Record excerpts:
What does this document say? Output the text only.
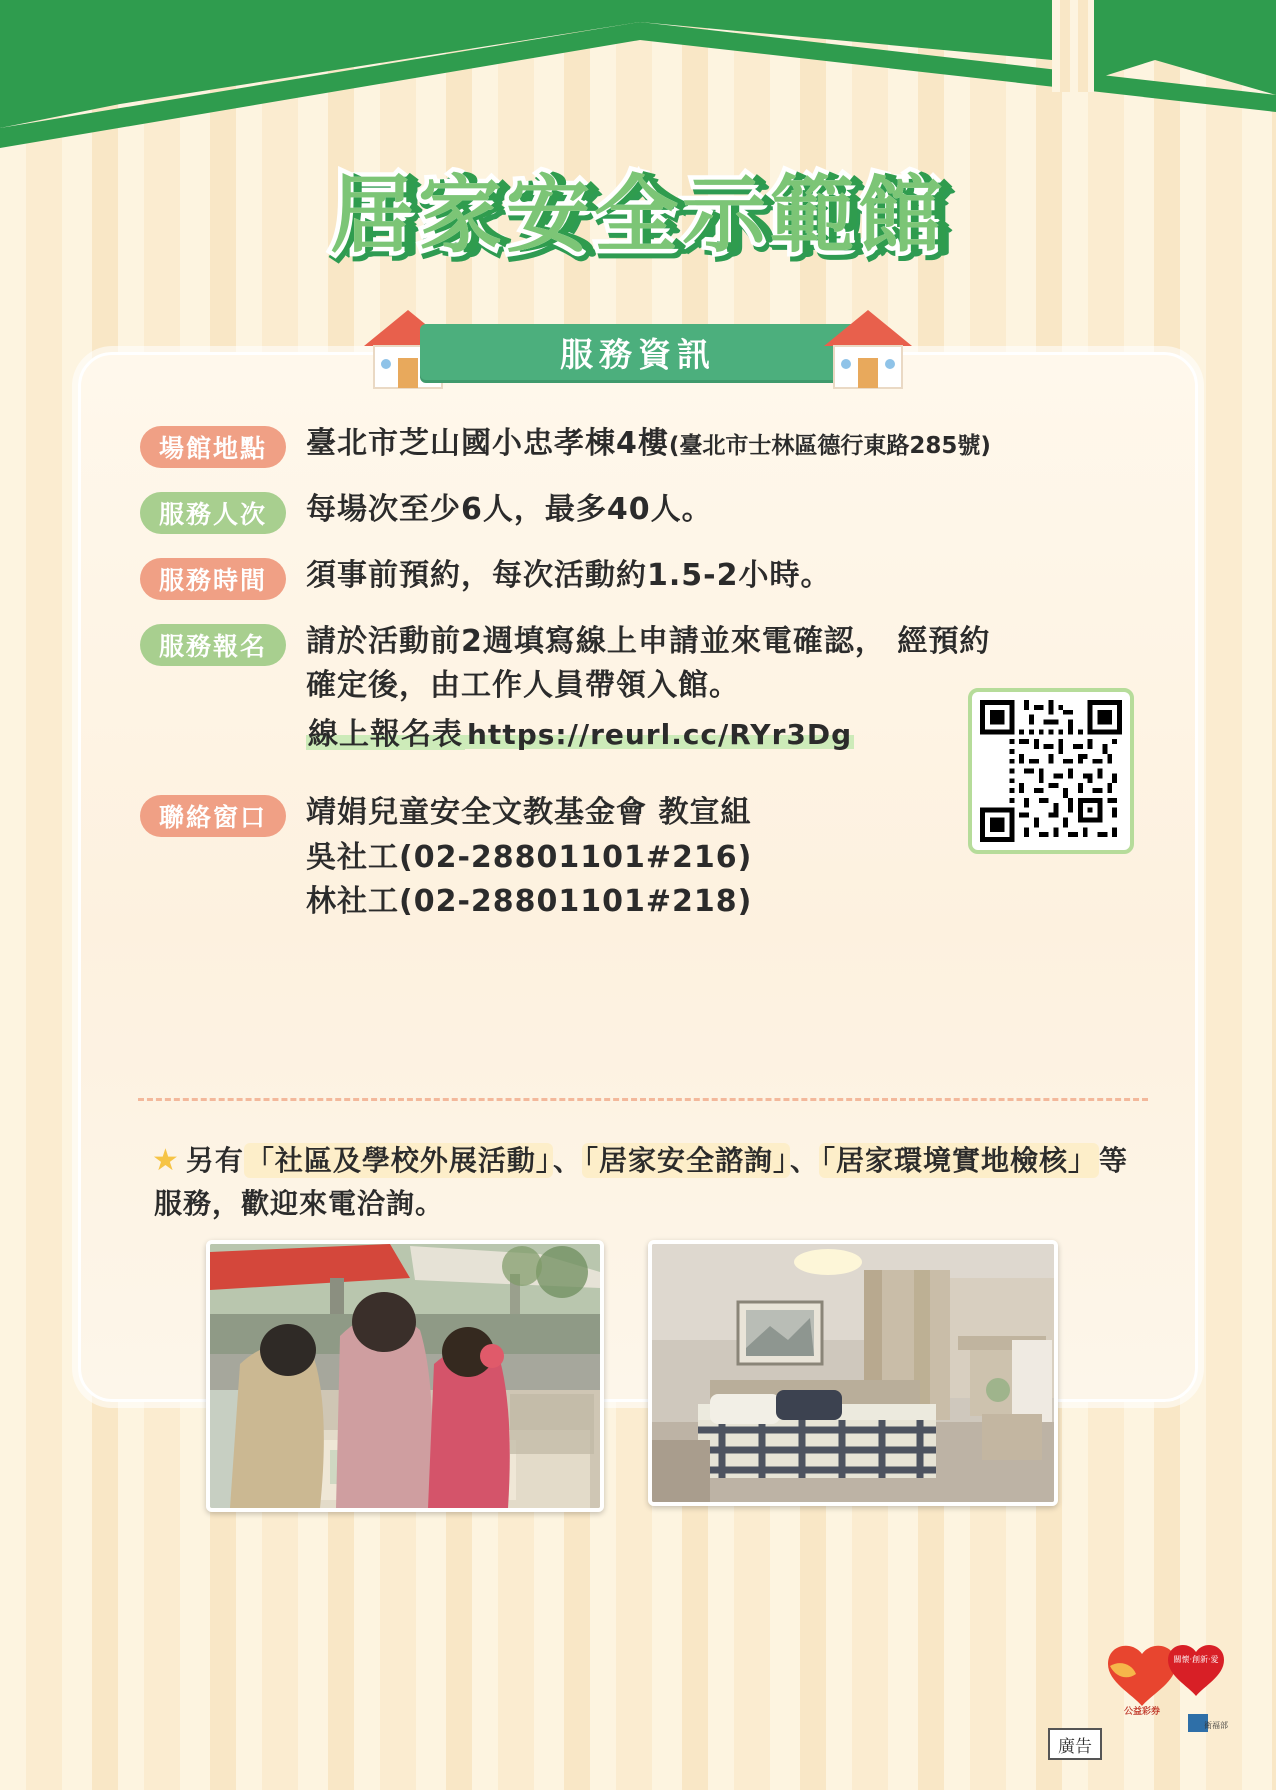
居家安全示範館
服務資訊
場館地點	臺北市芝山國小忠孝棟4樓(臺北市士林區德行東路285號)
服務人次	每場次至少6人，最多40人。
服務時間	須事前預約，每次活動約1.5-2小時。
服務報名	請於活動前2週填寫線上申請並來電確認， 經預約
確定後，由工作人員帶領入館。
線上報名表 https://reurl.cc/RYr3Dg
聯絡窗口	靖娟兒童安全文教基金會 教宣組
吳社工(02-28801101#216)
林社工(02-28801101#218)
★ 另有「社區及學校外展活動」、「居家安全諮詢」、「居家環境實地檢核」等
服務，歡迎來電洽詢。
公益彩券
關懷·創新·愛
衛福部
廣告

--

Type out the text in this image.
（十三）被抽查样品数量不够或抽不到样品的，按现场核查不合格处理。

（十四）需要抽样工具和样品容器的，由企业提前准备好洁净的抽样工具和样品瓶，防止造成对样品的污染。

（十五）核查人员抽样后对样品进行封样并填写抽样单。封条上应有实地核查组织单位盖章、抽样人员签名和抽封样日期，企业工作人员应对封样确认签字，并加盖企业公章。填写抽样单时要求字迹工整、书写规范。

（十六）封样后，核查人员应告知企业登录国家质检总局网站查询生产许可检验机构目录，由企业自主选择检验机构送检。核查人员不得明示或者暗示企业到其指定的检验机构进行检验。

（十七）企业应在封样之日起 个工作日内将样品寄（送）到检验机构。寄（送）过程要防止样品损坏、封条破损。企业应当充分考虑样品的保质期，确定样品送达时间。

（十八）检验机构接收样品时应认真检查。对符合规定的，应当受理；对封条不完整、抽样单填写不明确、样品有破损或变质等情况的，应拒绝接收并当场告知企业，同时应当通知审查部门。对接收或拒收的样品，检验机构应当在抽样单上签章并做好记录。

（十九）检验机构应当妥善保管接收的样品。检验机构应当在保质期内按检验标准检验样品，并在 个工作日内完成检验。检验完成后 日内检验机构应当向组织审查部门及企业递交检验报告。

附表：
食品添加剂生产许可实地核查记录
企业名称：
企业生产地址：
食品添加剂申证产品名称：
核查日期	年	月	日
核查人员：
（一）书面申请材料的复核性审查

--

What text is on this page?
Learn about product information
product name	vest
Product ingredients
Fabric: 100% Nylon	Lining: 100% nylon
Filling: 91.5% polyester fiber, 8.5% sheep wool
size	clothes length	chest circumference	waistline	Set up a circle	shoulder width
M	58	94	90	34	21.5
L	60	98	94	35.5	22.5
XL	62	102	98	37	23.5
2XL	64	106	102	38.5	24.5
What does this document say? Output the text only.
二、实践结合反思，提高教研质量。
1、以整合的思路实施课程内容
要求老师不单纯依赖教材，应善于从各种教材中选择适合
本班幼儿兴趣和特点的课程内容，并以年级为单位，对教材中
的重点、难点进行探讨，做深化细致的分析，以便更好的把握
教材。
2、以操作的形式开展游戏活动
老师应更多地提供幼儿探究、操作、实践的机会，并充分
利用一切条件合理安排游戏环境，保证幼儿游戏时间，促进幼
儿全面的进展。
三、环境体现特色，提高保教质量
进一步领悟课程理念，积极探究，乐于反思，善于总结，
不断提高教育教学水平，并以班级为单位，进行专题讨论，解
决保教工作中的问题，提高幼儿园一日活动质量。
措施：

Task prompt:
Copy each line of the preceding data that contains the string "this".

Problem solution:
What does this document say? Output the text only.
Type out the text in this image.
What text is on this page?
What does this document say? Output the text only.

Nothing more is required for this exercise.